[Saved data entries]
◇ ◇ ◇ ◇ ◇ ◇ ◇
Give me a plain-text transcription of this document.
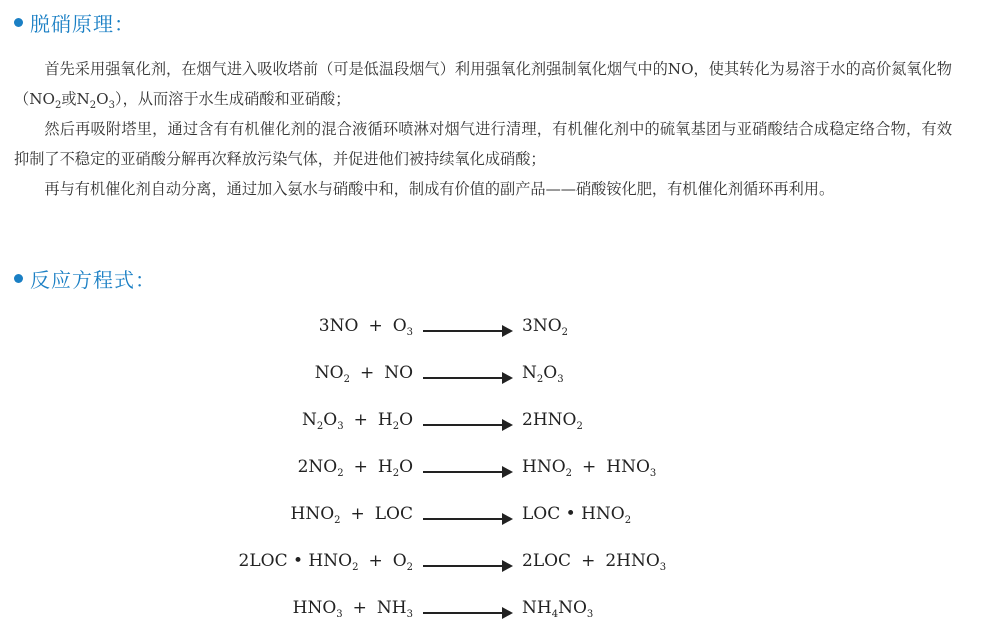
脱硝原理：

首先采用强氧化剂，在烟气进入吸收塔前（可是低温段烟气）利用强氧化剂强制氧化烟气中的NO，使其转化为易溶于水的高价氮氧化物（$NO_2$或$N_2O_3$），从而溶于水生成硝酸和亚硝酸；

然后再吸附塔里，通过含有有机催化剂的混合液循环喷淋对烟气进行清理，有机催化剂中的硫氧基团与亚硝酸结合成稳定络合物，有效抑制了不稳定的亚硝酸分解再次释放污染气体，并促进他们被持续氧化成硝酸；

再与有机催化剂自动分离，通过加入氨水与硝酸中和，制成有价值的副产品——硝酸铵化肥，有机催化剂循环再利用。

反应方程式：
$3NO + O_3$	$3NO_2$
$NO_2$ + NO	$N_2O_3$
$N_2O_3 + H_2O$	$2HNO_2$
$2NO_2 + H_2O$	$HNO_2 + HNO_3$
$HNO_2$ + LOC	LOC • $HNO_2$
2LOC • $HNO_2 + O_2$	$2LOC + 2HNO_3$
$HNO_3 + NH_3$	$NH_4NO_3$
◇ ◇ ◇ ◇ ◇ ◇ ◇
Task goal ->
Reproduce each record from above exactly; pictures do not belong in the copy.

Worked solution ->
Give me a plain-text transcription of this document.
脱硝原理：

首先采用强氧化剂，在烟气进入吸收塔前（可是低温段烟气）利用强氧化剂强制氧化烟气中的NO，使其转化为易溶于水的高价氮氧化物（$NO_2$或$N_2O_3$），从而溶于水生成硝酸和亚硝酸；

然后再吸附塔里，通过含有有机催化剂的混合液循环喷淋对烟气进行清理，有机催化剂中的硫氧基团与亚硝酸结合成稳定络合物，有效抑制了不稳定的亚硝酸分解再次释放污染气体，并促进他们被持续氧化成硝酸；

再与有机催化剂自动分离，通过加入氨水与硝酸中和，制成有价值的副产品——硝酸铵化肥，有机催化剂循环再利用。

反应方程式：
$3NO + O_3$	$3NO_2$
$NO_2$ + NO	$N_2O_3$
$N_2O_3 + H_2O$	$2HNO_2$
$2NO_2 + H_2O$	$HNO_2 + HNO_3$
$HNO_2$ + LOC	LOC • $HNO_2$
2LOC • $HNO_2 + O_2$	$2LOC + 2HNO_3$
$HNO_3 + NH_3$	$NH_4NO_3$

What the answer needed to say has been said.